Exercise.
Below is a block of records. Copy every line in it that contains the word "save".

Data provided.
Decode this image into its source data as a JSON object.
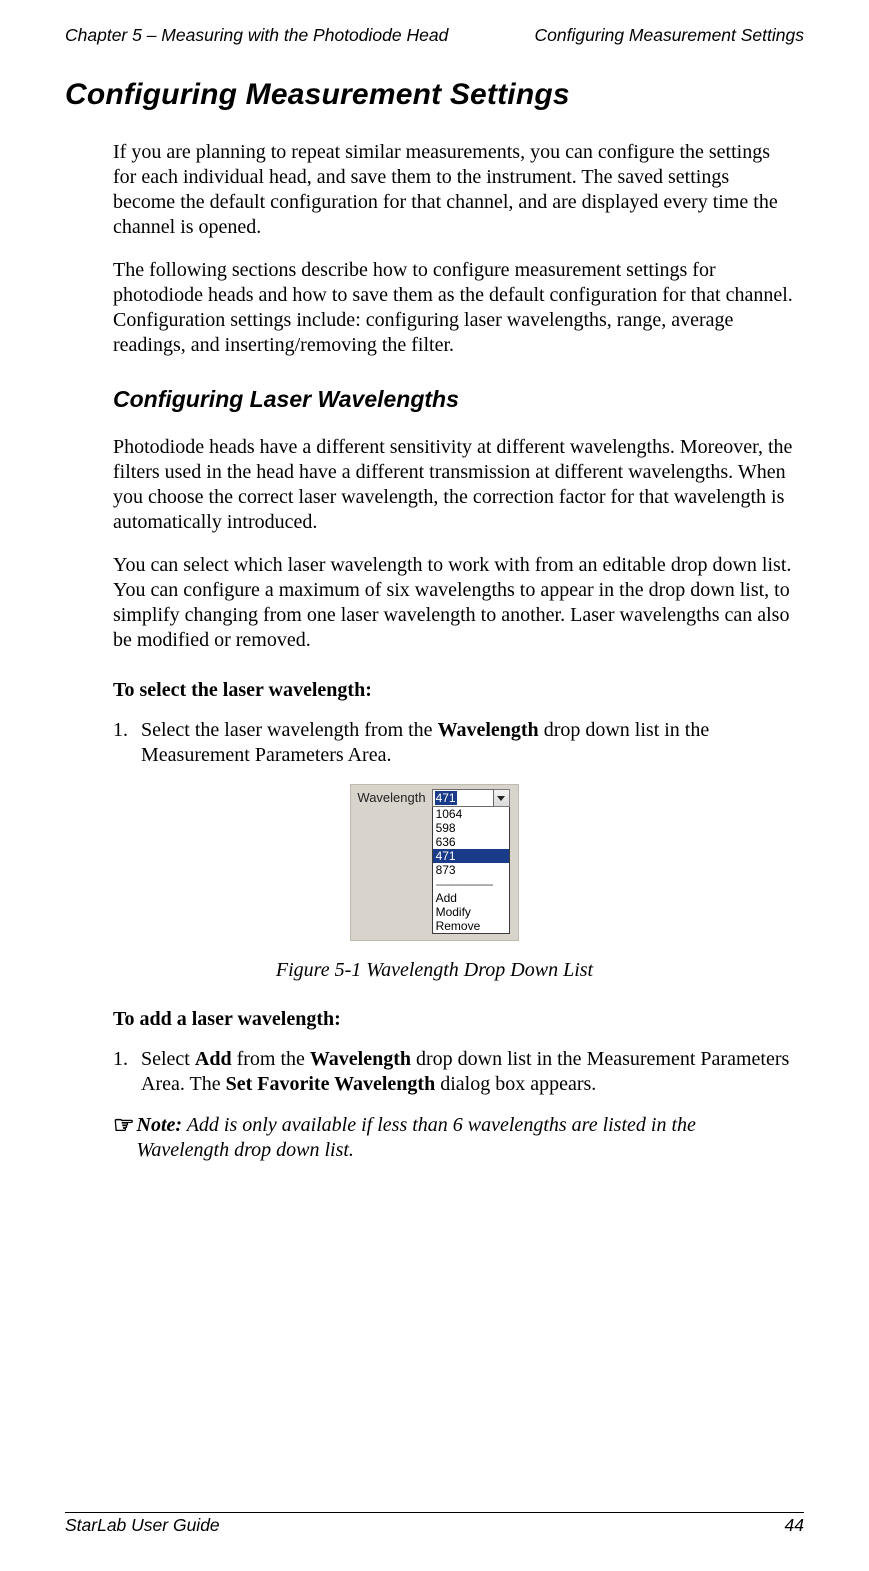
{
  "header": {
    "left": "Chapter 5 – Measuring with the Photodiode Head",
    "right": "Configuring Measurement Settings"
  },
  "h1": "Configuring Measurement Settings",
  "p1": "If you are planning to repeat similar measurements, you can configure the settings for each individual head, and save them to the instrument. The saved settings become the default configuration for that channel, and are displayed every time the channel is opened.",
  "p2": "The following sections describe how to configure measurement settings for photodiode heads and how to save them as the default configuration for that channel. Configuration settings include: configuring laser wavelengths, range, average readings, and inserting/removing the filter.",
  "h2": "Configuring Laser Wavelengths",
  "p3": "Photodiode heads have a different sensitivity at different wavelengths. Moreover, the filters used in the head have a different transmission at different wavelengths. When you choose the correct laser wavelength, the correction factor for that wavelength is automatically introduced.",
  "p4": "You can select which laser wavelength to work with from an editable drop down list. You can configure a maximum of six wavelengths to appear in the drop down list, to simplify changing from one laser wavelength to another. Laser wavelengths can also be modified or removed.",
  "procSelect": "To select the laser wavelength:",
  "step1_pre": "Select the laser wavelength from the ",
  "step1_bold": "Wavelength",
  "step1_post": " drop down list in the Measurement Parameters Area.",
  "dropdown": {
    "label": "Wavelength",
    "selected": "471",
    "options": [
      "1064",
      "598",
      "636",
      "471",
      "873"
    ],
    "actions": [
      "Add",
      "Modify",
      "Remove"
    ]
  },
  "figcap": "Figure 5-1 Wavelength Drop Down List",
  "procAdd": "To add a laser wavelength:",
  "add1_a": "Select ",
  "add1_b": "Add",
  "add1_c": " from the ",
  "add1_d": "Wavelength",
  "add1_e": " drop down list in the Measurement Parameters Area. The ",
  "add1_f": "Set Favorite Wavelength",
  "add1_g": " dialog box appears.",
  "note_label": "Note:",
  "note_body": " Add is only available if less than 6 wavelengths are listed in the Wavelength drop down list.",
  "footer": {
    "left": "StarLab User Guide",
    "right": "44"
  }
}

Exercise response.
  "p1": "If you are planning to repeat similar measurements, you can configure the settings for each individual head, and save them to the instrument. The saved settings become the default configuration for that channel, and are displayed every time the channel is opened.",
  "p2": "The following sections describe how to configure measurement settings for photodiode heads and how to save them as the default configuration for that channel. Configuration settings include: configuring laser wavelengths, range, average readings, and inserting/removing the filter.",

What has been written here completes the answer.